Return the lines below exactly, starting with the line that contains "Transcribe this image's" and stopping after the last line.

---------- INPUT RECORDS ----------

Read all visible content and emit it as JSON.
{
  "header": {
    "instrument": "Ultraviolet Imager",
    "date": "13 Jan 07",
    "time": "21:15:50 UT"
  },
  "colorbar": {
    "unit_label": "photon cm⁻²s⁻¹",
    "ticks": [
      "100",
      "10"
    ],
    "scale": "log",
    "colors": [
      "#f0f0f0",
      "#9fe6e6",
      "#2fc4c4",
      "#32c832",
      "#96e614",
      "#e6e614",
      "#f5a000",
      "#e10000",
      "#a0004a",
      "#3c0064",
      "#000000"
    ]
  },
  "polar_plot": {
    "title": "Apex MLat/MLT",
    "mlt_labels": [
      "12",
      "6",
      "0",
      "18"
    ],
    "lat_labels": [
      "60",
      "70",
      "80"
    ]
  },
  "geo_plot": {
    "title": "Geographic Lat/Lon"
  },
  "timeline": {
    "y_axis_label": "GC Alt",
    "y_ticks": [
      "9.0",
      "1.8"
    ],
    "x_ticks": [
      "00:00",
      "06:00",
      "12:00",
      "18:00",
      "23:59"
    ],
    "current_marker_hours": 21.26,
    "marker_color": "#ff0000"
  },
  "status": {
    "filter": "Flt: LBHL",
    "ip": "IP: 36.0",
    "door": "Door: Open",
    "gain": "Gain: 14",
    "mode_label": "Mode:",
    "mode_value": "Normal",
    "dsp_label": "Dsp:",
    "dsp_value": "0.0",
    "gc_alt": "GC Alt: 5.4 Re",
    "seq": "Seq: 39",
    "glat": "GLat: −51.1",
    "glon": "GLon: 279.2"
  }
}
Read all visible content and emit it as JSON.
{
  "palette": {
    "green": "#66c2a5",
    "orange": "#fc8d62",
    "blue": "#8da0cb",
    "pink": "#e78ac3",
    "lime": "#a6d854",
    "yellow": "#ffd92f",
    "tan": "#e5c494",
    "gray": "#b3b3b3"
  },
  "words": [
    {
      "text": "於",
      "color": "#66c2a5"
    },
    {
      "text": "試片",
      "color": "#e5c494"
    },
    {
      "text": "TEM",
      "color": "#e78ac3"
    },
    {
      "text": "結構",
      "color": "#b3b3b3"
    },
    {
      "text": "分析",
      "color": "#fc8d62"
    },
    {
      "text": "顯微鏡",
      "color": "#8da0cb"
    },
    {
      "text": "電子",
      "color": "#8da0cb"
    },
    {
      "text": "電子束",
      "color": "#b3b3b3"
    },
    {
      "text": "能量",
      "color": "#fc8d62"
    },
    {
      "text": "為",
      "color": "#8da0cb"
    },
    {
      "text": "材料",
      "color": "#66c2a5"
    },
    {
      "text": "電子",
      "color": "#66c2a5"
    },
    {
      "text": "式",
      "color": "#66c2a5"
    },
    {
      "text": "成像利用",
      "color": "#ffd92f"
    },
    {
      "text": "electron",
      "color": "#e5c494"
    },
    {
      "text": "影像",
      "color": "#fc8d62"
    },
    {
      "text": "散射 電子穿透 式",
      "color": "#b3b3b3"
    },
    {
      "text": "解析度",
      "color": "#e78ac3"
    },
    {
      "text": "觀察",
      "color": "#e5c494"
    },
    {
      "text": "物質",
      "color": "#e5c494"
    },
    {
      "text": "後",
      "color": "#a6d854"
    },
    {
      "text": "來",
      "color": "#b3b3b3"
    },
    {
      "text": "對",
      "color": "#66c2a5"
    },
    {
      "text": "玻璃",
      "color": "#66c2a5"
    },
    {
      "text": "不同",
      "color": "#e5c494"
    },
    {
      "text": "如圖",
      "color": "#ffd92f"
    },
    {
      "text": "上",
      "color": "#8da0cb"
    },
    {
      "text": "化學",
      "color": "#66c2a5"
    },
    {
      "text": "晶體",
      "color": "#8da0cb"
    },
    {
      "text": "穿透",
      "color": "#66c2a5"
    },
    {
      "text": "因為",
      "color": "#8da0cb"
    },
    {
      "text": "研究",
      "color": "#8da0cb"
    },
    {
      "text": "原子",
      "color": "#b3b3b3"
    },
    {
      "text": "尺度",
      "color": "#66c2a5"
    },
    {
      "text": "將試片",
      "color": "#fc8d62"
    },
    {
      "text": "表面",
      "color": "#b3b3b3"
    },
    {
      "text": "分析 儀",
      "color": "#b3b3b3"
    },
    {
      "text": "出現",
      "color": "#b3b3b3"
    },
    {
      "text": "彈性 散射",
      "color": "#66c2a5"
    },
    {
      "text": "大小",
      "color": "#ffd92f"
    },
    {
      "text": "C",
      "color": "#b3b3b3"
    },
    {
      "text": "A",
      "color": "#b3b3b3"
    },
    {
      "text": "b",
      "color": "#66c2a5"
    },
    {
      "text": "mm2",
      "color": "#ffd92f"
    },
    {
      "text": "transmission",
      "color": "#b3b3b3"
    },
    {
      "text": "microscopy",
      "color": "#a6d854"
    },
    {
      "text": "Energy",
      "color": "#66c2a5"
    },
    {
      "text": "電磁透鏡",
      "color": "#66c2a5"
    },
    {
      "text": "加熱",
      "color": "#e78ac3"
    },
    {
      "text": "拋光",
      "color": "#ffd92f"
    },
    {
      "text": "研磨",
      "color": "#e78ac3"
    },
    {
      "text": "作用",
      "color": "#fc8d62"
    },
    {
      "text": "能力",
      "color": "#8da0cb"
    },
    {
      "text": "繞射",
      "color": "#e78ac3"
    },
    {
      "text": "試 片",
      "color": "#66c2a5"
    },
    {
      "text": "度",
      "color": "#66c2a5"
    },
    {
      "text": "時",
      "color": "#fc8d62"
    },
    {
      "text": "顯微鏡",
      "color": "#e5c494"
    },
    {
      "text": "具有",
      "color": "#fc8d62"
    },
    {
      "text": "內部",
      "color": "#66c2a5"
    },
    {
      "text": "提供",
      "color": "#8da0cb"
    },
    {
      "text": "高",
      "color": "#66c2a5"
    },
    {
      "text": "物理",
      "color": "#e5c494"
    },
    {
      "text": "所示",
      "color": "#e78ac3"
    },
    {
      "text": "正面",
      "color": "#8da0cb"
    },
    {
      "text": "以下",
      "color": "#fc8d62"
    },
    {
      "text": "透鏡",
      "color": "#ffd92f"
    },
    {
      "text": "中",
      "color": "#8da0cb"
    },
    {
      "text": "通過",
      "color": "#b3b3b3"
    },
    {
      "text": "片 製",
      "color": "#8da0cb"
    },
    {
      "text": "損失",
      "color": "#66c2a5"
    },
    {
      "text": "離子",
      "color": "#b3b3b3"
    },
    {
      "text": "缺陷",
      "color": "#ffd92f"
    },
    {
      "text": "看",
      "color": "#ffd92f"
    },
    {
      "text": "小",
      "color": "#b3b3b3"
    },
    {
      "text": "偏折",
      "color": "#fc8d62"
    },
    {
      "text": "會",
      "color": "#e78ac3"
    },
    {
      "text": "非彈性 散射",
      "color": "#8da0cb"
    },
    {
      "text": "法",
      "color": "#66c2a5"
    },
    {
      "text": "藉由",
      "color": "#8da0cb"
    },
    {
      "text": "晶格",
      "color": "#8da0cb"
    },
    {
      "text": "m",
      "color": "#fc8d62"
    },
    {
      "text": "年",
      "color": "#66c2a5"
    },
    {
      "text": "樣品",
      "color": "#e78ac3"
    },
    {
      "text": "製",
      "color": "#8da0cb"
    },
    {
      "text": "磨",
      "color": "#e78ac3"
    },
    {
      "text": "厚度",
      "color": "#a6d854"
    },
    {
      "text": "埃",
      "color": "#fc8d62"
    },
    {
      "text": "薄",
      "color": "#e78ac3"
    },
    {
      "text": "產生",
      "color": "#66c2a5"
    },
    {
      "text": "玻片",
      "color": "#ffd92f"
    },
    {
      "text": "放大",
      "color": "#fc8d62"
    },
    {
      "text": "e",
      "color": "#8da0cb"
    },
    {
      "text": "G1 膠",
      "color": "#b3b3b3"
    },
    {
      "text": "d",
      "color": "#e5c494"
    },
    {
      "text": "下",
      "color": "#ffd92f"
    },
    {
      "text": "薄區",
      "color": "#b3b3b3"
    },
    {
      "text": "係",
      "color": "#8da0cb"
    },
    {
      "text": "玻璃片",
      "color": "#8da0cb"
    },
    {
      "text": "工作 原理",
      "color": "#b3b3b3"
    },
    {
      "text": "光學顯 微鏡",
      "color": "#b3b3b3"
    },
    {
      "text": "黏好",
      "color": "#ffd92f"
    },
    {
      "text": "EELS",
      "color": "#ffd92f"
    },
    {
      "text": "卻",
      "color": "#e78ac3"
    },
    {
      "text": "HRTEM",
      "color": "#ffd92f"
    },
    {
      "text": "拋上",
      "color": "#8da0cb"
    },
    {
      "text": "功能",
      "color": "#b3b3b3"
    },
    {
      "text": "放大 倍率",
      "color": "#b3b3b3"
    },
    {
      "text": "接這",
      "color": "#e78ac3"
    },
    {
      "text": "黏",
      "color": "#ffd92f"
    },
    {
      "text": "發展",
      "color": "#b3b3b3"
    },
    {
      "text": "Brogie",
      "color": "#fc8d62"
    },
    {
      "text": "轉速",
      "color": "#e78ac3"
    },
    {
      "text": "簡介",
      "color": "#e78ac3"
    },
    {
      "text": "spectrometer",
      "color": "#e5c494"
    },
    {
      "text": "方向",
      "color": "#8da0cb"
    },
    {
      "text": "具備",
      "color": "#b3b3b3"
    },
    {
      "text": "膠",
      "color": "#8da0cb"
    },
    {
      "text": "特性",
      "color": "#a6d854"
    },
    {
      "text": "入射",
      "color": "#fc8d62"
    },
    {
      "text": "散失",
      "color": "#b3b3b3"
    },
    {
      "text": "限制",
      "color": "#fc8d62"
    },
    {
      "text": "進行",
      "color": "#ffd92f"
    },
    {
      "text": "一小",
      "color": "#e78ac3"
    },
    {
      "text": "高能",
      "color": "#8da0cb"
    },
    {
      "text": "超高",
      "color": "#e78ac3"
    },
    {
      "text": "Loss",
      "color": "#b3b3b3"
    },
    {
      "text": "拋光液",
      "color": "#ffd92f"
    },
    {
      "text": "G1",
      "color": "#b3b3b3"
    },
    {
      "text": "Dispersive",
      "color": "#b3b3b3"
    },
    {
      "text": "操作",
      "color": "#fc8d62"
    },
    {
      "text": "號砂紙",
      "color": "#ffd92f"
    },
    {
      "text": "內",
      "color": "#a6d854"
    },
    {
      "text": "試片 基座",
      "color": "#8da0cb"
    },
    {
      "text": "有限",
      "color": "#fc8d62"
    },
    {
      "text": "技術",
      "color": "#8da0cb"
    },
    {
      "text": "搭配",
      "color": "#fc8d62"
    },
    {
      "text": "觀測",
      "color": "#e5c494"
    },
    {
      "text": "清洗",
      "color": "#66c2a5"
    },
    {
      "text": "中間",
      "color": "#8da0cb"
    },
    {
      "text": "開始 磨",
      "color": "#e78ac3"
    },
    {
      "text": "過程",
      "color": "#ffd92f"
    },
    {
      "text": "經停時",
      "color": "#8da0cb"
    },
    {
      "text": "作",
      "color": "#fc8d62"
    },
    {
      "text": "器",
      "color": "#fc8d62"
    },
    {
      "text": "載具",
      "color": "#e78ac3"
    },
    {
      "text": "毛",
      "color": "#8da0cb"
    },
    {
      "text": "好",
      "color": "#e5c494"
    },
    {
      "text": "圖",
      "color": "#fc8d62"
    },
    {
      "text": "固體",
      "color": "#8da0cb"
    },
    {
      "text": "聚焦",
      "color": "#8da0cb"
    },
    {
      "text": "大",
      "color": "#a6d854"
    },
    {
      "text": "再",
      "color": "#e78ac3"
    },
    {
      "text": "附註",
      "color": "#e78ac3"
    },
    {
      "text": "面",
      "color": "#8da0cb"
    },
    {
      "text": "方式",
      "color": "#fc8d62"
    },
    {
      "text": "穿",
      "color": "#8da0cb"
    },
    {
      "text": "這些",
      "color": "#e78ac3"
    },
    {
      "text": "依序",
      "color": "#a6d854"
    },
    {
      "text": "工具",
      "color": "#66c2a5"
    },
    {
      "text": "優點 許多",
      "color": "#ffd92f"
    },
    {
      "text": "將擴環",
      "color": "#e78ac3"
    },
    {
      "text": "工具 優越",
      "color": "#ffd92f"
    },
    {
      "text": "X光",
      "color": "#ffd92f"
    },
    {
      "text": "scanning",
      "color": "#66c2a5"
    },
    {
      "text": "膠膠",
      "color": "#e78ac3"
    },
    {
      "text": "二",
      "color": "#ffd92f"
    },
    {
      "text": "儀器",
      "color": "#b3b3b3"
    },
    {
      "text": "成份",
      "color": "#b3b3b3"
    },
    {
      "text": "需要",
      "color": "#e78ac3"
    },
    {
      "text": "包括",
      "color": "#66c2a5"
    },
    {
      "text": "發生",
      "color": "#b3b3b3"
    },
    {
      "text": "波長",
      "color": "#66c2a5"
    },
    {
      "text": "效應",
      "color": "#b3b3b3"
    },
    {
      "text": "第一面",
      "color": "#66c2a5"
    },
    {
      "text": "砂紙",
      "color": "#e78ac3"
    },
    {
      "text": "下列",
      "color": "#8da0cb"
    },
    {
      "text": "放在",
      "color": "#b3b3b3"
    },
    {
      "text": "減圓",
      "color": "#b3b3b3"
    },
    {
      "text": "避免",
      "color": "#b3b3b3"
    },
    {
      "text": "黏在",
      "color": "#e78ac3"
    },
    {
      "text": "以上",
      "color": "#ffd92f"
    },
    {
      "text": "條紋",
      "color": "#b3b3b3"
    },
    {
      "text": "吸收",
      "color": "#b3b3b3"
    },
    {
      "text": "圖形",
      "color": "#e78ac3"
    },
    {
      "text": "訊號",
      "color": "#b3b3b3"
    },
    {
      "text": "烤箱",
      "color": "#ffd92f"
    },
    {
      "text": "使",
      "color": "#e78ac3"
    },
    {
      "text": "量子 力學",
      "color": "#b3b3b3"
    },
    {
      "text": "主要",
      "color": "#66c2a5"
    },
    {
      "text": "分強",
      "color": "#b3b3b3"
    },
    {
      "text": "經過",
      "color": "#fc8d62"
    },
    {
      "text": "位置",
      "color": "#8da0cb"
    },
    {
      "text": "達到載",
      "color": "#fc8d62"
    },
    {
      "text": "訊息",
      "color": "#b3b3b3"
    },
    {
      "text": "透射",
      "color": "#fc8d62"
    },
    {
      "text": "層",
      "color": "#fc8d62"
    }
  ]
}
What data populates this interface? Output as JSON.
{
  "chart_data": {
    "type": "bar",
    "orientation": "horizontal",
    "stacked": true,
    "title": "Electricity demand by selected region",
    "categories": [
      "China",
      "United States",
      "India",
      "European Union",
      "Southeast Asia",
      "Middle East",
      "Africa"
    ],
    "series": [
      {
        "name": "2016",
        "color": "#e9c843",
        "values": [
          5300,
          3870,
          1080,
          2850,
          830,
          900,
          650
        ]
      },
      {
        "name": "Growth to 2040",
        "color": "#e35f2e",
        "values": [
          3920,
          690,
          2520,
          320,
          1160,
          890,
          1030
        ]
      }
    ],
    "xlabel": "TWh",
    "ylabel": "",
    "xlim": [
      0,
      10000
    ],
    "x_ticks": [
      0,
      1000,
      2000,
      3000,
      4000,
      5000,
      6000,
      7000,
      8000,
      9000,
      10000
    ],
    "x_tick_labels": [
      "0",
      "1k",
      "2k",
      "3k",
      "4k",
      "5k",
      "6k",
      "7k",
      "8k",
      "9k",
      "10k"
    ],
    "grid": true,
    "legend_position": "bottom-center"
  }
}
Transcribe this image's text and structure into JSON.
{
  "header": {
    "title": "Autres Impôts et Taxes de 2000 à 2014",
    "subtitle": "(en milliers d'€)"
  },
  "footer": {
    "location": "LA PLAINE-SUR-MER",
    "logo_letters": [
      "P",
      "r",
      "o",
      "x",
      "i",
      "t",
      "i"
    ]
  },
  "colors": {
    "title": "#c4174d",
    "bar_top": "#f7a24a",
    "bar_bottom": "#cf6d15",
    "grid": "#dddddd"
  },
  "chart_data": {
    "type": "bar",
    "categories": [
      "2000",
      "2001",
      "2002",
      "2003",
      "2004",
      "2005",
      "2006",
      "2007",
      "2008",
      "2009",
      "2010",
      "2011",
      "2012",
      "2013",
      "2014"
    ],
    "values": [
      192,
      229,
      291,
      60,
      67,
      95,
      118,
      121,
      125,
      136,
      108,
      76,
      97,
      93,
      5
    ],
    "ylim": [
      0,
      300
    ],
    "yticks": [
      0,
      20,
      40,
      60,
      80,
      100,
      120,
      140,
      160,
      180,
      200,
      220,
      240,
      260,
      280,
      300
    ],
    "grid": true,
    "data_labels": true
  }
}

----------

**REPLY TO THE EXERCISE:**
Transcribe this image's text and structure into JSON.
{
  "header": {
    "title": "Autres Impôts et Taxes de 2000 à 2014",
    "subtitle": "(en milliers d'€)"
  },
  "footer": {
    "location": "LA PLAINE-SUR-MER",
    "logo_letters": [
      "P",
      "r",
      "o",
      "x",
      "i",
      "t",
      "i"
    ]
  },
  "colors": {
    "title": "#c4174d",
    "bar_top": "#f7a24a",
    "bar_bottom": "#cf6d15",
    "grid": "#dddddd"
  },
  "chart_data": {
    "type": "bar",
    "categories": [
      "2000",
      "2001",
      "2002",
      "2003",
      "2004",
      "2005",
      "2006",
      "2007",
      "2008",
      "2009",
      "2010",
      "2011",
      "2012",
      "2013",
      "2014"
    ],
    "values": [
      192,
      229,
      291,
      60,
      67,
      95,
      118,
      121,
      125,
      136,
      108,
      76,
      97,
      93,
      5
    ],
    "ylim": [
      0,
      300
    ],
    "yticks": [
      0,
      20,
      40,
      60,
      80,
      100,
      120,
      140,
      160,
      180,
      200,
      220,
      240,
      260,
      280,
      300
    ],
    "grid": true,
    "data_labels": true
  }
}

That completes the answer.